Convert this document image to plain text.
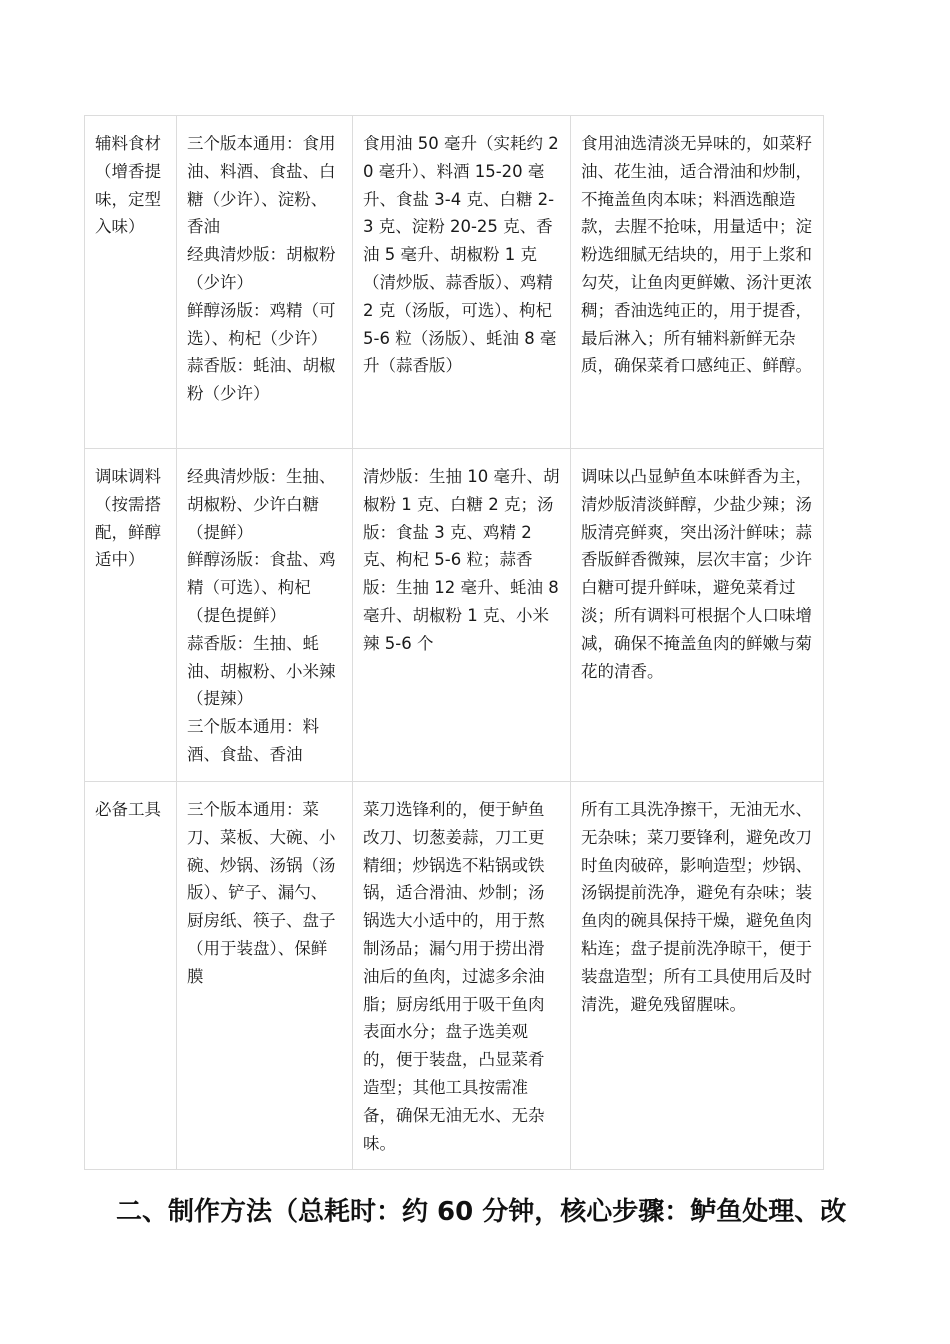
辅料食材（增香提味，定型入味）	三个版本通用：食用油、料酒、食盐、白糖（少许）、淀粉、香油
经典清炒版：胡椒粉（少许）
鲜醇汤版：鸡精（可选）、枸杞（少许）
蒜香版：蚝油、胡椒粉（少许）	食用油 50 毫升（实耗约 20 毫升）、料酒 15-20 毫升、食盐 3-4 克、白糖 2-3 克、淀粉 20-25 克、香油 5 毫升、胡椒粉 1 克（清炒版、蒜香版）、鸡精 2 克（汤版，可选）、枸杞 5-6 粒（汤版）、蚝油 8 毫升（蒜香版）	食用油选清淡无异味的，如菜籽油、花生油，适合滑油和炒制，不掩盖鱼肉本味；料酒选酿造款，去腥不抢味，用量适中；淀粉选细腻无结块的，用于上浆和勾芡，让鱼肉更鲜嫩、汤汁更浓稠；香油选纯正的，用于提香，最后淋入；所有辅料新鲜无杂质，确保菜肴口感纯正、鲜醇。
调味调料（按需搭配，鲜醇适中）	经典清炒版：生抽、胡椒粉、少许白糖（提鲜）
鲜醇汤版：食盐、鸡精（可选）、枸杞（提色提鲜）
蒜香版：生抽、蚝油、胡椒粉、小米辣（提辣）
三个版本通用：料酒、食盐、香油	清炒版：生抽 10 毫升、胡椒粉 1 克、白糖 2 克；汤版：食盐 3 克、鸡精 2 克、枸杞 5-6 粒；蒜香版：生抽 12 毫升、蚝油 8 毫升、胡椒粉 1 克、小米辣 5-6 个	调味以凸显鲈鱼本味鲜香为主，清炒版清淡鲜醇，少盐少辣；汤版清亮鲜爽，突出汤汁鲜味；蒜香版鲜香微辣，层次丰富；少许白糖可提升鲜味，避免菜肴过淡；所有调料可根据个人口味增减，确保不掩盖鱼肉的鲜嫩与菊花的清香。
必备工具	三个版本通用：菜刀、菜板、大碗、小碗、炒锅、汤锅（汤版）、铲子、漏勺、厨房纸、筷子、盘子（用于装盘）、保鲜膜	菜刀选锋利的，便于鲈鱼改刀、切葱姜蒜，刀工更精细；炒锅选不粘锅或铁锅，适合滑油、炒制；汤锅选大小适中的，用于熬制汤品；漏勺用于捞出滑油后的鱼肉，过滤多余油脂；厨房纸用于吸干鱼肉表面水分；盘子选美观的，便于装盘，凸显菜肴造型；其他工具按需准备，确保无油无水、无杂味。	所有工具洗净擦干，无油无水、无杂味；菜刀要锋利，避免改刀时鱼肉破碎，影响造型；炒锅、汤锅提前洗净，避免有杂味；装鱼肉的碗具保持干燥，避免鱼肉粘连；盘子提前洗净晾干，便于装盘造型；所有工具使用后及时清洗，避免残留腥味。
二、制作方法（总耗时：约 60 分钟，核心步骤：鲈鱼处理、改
---
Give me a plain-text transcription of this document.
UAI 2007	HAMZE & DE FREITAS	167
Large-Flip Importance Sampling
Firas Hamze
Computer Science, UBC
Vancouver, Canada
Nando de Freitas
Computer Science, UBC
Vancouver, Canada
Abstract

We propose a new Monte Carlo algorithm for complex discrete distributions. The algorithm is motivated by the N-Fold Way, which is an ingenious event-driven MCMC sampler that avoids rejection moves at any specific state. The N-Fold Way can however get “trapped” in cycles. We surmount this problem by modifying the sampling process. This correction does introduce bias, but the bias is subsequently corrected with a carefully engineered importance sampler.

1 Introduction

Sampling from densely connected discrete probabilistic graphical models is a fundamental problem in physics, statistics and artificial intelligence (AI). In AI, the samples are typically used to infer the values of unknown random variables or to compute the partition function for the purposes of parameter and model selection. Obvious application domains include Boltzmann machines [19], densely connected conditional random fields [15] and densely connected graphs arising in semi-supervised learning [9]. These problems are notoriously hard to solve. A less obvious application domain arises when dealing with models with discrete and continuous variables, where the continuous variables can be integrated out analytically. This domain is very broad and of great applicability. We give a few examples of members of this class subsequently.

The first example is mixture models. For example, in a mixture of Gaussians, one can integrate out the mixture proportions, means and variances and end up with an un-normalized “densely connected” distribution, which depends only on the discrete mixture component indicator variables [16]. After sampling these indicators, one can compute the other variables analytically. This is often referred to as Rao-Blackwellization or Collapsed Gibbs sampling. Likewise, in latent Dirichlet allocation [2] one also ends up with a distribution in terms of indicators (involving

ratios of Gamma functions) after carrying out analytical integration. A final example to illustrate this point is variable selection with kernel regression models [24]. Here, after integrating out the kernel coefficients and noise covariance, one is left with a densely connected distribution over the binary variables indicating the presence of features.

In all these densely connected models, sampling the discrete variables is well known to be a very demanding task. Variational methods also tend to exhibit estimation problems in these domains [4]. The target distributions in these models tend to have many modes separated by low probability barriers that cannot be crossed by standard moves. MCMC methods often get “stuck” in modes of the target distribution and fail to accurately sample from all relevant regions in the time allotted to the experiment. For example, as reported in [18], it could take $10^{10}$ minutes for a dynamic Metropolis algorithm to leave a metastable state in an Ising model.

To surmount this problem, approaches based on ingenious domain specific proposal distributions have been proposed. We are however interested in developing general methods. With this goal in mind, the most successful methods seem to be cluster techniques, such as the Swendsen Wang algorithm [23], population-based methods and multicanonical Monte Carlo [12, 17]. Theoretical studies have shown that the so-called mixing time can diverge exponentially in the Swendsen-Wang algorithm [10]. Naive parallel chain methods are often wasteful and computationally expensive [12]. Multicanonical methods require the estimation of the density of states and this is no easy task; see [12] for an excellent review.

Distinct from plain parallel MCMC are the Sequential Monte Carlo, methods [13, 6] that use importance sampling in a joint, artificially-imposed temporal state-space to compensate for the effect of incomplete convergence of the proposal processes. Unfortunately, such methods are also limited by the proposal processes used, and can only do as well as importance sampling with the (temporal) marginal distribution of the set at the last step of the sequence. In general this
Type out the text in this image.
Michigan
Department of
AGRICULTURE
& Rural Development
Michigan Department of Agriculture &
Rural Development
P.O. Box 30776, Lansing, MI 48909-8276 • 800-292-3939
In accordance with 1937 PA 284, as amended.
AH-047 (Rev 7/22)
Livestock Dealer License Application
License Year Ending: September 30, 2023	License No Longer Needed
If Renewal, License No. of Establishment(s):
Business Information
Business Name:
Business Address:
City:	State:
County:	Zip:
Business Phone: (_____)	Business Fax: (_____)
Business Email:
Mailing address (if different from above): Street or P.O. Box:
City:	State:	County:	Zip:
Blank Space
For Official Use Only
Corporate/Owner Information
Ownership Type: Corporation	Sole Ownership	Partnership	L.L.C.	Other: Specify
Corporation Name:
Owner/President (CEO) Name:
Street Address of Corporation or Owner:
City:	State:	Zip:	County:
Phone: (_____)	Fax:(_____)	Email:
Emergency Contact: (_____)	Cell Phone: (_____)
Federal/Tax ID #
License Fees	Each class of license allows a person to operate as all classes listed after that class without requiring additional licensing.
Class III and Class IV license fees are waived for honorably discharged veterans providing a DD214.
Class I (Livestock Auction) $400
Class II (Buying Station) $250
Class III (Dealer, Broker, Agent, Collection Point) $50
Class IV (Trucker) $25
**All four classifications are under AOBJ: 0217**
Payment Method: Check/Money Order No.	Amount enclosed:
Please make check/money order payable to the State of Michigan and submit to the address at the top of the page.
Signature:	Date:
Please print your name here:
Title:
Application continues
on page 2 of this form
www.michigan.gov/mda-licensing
==
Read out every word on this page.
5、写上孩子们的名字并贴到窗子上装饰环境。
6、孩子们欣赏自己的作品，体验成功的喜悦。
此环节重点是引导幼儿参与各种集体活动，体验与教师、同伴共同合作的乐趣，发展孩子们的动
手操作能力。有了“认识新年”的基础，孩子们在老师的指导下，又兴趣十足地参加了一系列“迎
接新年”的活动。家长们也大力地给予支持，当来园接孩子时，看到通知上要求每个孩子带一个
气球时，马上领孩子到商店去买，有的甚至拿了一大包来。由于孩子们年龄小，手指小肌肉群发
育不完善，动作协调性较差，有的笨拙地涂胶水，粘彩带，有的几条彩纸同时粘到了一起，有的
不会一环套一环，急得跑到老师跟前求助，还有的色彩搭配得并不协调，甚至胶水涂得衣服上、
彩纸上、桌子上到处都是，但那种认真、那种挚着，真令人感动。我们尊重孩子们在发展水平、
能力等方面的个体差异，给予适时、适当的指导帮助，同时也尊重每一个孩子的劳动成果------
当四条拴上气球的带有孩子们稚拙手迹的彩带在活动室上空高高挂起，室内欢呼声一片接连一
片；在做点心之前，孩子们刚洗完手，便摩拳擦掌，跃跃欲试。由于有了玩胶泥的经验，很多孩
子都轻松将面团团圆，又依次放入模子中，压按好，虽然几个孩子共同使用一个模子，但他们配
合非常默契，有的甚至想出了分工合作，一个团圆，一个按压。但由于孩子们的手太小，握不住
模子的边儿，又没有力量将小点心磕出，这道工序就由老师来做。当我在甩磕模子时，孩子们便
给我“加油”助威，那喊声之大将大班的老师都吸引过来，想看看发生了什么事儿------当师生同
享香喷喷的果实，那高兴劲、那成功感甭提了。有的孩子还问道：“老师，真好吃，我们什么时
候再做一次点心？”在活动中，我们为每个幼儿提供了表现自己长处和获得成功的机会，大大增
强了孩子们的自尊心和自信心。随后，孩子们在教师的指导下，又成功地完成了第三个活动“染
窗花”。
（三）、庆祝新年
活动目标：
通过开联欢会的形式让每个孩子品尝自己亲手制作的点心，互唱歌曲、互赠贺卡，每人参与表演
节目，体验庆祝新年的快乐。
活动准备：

## Objective
Determine how many lines of this listing contain "text", and give only the number.

## Output for this exercise
3